TASK INSTRUCTIONS:
Write out the complete material exactly as it stands.

TASK DATA:

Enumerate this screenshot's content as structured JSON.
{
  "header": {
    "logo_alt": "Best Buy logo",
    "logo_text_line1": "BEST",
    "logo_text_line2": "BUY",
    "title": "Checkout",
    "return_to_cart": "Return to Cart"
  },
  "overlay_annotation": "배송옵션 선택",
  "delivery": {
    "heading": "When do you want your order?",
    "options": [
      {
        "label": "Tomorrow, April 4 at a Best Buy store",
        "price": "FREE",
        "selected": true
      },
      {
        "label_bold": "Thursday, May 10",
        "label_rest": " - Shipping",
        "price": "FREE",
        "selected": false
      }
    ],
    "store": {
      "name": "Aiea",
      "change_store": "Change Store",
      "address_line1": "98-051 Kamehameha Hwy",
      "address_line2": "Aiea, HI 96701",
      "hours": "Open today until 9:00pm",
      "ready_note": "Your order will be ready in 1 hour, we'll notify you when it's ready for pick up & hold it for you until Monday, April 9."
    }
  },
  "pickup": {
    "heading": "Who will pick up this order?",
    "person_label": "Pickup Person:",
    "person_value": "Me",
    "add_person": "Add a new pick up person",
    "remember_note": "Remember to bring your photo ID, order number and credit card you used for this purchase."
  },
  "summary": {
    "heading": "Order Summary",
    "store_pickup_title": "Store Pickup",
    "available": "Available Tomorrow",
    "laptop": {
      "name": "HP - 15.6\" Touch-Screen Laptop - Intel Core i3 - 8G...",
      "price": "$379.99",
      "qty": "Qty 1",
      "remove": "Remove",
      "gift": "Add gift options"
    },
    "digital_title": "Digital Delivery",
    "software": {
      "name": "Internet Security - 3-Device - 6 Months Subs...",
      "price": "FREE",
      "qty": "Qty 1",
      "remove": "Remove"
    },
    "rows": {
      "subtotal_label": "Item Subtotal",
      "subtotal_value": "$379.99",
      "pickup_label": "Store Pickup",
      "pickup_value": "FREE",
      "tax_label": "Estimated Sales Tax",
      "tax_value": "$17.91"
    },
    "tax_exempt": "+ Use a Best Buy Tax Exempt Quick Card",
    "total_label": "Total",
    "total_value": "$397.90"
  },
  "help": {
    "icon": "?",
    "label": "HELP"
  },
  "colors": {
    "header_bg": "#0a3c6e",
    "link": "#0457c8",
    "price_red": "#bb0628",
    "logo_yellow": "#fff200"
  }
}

FULL OUTPUT:
Enumerate this screenshot's content as structured JSON.
{
  "header": {
    "logo_alt": "Best Buy logo",
    "logo_text_line1": "BEST",
    "logo_text_line2": "BUY",
    "title": "Checkout",
    "return_to_cart": "Return to Cart"
  },
  "overlay_annotation": "배송옵션 선택",
  "delivery": {
    "heading": "When do you want your order?",
    "options": [
      {
        "label": "Tomorrow, April 4 at a Best Buy store",
        "price": "FREE",
        "selected": true
      },
      {
        "label_bold": "Thursday, May 10",
        "label_rest": " - Shipping",
        "price": "FREE",
        "selected": false
      }
    ],
    "store": {
      "name": "Aiea",
      "change_store": "Change Store",
      "address_line1": "98-051 Kamehameha Hwy",
      "address_line2": "Aiea, HI 96701",
      "hours": "Open today until 9:00pm",
      "ready_note": "Your order will be ready in 1 hour, we'll notify you when it's ready for pick up & hold it for you until Monday, April 9."
    }
  },
  "pickup": {
    "heading": "Who will pick up this order?",
    "person_label": "Pickup Person:",
    "person_value": "Me",
    "add_person": "Add a new pick up person",
    "remember_note": "Remember to bring your photo ID, order number and credit card you used for this purchase."
  },
  "summary": {
    "heading": "Order Summary",
    "store_pickup_title": "Store Pickup",
    "available": "Available Tomorrow",
    "laptop": {
      "name": "HP - 15.6\" Touch-Screen Laptop - Intel Core i3 - 8G...",
      "price": "$379.99",
      "qty": "Qty 1",
      "remove": "Remove",
      "gift": "Add gift options"
    },
    "digital_title": "Digital Delivery",
    "software": {
      "name": "Internet Security - 3-Device - 6 Months Subs...",
      "price": "FREE",
      "qty": "Qty 1",
      "remove": "Remove"
    },
    "rows": {
      "subtotal_label": "Item Subtotal",
      "subtotal_value": "$379.99",
      "pickup_label": "Store Pickup",
      "pickup_value": "FREE",
      "tax_label": "Estimated Sales Tax",
      "tax_value": "$17.91"
    },
    "tax_exempt": "+ Use a Best Buy Tax Exempt Quick Card",
    "total_label": "Total",
    "total_value": "$397.90"
  },
  "help": {
    "icon": "?",
    "label": "HELP"
  },
  "colors": {
    "header_bg": "#0a3c6e",
    "link": "#0457c8",
    "price_red": "#bb0628",
    "logo_yellow": "#fff200"
  }
}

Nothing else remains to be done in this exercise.